§ Exercise set:
1: According to the news report, how many homes in Gaza were completely destroyed, per the United Nations humanitarian affairs office?
2: Convert everything in the entries from the start down to the line containing "tab-user[interactable]: User [96, 51, 178, 65]" into a Markdown table with the columns Row and Line, numbering each line and leaving out blank lines.

[start of Document text]

Since October 7, 3785 Palestinians have been killed including more than 1500 children, Palestinian officials say.

The UN says more than a million have been made homeless.

Israel has already told all civilians to evacuate the northern half of the Gaza Strip, which includes Gaza City but many people stayed at home, saying they feared losing everything if they left or being caught in Israeli air strikes further south.

F-16’s pound district

In Zahra, a northern town, residents on Friday said an entire district of some 25 multi-storey apartment buildings appeared to have been razed to the ground.

They received Israeli warning messages on their mobile phones at breakfast time, followed ten minutes later by a small drone strike that hammered the message home.

Half an hour after the initial warning, F-16 warplanes brought the buildings down in huge explosions and clouds of dust.

“Everything I ever dreamt of and thought that I have achieved was gone. In that apartment was my dream, my memories with my children, and my wife, was the smell of safety and love,” Ali, a resident of the district, told Reuters by phone, declining to give his full name for fear of reprisals.

The United Nations humanitarian affairs office said more than 140,000 homes – nearly a third of all homes in Gaza – have been damaged, with nearly 13,000 completely destroyed.

Church compound hit

The Orthodox Patriarchate of Jerusalem, the main Palestinian Christian denomination, said Israeli forces had struck the Church of Saint Porphyrius in Gaza City, where Christian and Muslim had sought sanctuary.

Video from the scene at the church compound showed a wounded boy being carried from rubble at night.

A civil defence worker said two people on upper floors had survived; those on lower floors had been killed and were still in the rubble.

Gaza’s Hamas-run government media office said 18 Christian Palestinians had been killed. There was no immediate word from the church on the final death toll. It said targeting churches that were used as shelters for people fleeing bombing was “a war crime that cannot be ignored”.

The Israeli military said part of the church was damaged in a strike by fighter jets on a nearby Hamas command centre involved in launching rockets and mortars towards Israel, and that it was reviewing the incident.

“The IDF (Israel Defence Forces) can unequivocally state that the church was not the target of the strike,” it said.

[end of Document text]
[start of Records]

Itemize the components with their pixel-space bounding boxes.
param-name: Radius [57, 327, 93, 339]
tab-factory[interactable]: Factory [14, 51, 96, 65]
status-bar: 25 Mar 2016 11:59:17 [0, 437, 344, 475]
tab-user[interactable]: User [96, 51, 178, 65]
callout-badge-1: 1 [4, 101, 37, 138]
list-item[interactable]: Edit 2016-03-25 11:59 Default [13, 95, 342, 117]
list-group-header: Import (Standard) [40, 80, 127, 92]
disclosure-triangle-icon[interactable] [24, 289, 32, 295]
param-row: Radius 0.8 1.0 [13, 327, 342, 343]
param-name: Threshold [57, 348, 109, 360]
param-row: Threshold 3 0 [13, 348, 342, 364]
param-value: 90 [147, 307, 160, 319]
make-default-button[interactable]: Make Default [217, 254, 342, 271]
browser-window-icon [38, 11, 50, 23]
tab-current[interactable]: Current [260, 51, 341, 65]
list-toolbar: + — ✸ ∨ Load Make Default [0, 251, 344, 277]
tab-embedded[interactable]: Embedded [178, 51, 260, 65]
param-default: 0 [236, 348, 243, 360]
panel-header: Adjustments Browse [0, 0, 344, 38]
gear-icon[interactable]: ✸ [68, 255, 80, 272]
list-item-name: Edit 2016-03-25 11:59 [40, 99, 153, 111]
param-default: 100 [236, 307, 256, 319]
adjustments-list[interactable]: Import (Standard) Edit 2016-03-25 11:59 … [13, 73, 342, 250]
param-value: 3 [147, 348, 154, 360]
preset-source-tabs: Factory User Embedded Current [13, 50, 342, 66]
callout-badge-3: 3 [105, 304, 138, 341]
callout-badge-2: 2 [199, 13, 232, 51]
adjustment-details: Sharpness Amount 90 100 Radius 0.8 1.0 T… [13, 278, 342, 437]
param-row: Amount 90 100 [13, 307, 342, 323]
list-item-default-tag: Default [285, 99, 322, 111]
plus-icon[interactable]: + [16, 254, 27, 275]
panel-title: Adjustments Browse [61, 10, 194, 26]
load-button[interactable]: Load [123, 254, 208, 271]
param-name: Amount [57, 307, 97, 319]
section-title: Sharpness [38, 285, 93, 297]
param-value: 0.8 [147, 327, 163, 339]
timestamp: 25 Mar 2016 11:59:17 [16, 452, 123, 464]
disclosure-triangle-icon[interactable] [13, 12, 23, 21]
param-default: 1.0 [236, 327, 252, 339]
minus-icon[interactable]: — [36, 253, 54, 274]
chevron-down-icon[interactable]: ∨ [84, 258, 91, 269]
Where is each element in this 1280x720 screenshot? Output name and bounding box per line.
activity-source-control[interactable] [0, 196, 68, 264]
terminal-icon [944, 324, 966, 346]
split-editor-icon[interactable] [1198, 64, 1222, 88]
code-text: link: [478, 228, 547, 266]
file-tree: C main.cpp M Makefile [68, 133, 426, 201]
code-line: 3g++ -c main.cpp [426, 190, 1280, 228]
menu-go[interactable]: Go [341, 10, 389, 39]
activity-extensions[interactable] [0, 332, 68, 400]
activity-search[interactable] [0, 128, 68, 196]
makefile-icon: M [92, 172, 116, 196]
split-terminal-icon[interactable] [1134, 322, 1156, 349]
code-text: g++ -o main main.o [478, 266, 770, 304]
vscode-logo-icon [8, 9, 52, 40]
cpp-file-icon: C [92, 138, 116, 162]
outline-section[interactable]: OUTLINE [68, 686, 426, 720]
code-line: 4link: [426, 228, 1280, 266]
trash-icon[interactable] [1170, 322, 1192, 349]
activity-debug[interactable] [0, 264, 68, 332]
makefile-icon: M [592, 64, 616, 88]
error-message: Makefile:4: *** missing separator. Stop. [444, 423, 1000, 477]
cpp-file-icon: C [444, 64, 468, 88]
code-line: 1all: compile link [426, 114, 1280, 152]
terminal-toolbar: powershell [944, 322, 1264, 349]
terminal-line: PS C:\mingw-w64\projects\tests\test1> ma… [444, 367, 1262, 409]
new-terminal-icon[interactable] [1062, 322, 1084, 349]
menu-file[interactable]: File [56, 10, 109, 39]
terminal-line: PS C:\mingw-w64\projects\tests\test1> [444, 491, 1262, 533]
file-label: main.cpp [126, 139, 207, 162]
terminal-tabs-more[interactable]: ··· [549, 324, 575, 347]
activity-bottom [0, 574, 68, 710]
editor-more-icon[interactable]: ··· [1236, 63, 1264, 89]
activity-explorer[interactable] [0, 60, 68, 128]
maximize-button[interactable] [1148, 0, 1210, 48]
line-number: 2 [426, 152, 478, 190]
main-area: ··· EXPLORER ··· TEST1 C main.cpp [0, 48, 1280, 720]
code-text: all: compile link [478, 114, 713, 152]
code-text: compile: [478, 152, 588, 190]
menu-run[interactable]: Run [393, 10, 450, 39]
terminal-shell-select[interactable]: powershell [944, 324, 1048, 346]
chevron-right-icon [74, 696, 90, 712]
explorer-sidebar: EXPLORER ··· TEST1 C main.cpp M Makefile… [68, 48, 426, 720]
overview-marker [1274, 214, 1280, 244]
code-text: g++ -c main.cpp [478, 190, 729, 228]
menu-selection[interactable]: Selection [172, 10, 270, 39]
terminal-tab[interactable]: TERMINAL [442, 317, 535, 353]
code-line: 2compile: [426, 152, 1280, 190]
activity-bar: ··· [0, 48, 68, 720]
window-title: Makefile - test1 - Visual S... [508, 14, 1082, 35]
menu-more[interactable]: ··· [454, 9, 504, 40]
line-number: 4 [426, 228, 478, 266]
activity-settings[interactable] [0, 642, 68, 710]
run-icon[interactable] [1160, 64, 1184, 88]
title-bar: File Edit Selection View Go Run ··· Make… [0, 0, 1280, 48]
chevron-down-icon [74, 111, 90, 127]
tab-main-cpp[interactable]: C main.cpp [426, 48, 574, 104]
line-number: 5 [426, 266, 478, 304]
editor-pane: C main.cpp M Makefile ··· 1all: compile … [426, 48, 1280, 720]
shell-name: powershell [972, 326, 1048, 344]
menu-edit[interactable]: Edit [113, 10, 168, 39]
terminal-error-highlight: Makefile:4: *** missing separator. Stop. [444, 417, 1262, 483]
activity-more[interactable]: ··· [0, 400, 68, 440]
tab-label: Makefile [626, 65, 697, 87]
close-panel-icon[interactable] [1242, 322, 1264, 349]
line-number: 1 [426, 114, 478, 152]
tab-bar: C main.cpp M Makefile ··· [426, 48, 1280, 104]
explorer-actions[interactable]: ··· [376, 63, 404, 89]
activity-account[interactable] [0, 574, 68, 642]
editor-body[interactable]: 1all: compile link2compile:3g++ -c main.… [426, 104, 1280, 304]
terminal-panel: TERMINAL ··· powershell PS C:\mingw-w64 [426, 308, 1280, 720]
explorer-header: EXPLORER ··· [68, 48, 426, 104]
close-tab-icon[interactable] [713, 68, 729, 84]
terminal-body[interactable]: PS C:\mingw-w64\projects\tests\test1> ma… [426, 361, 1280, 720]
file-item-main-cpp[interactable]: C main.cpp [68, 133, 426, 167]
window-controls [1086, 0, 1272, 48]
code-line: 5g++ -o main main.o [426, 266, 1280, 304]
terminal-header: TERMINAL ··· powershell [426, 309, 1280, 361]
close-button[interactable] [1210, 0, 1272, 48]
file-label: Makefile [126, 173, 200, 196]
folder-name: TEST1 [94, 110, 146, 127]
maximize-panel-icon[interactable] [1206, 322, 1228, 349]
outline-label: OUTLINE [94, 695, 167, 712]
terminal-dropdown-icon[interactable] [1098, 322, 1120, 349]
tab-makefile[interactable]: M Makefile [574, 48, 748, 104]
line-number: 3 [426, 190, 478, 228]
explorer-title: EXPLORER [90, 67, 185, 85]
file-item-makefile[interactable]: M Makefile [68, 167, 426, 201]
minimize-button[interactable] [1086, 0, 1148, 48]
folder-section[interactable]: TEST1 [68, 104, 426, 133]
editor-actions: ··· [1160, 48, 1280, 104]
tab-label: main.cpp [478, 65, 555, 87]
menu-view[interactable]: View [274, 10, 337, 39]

[end of Records]

§ Correct answers:
1: Nearly 13,000.

2:
| Row | Line |
|---|---|
| 1 | Itemize the components with their pixel-space bounding boxes. |
| 2 | param-name: Radius [57, 327, 93, 339] |
| 3 | tab-factory[interactable]: Factory [14, 51, 96, 65] |
| 4 | status-bar: 25 Mar 2016 11:59:17 [0, 437, 344, 475] |
| 5 | tab-user[interactable]: User [96, 51, 178, 65] |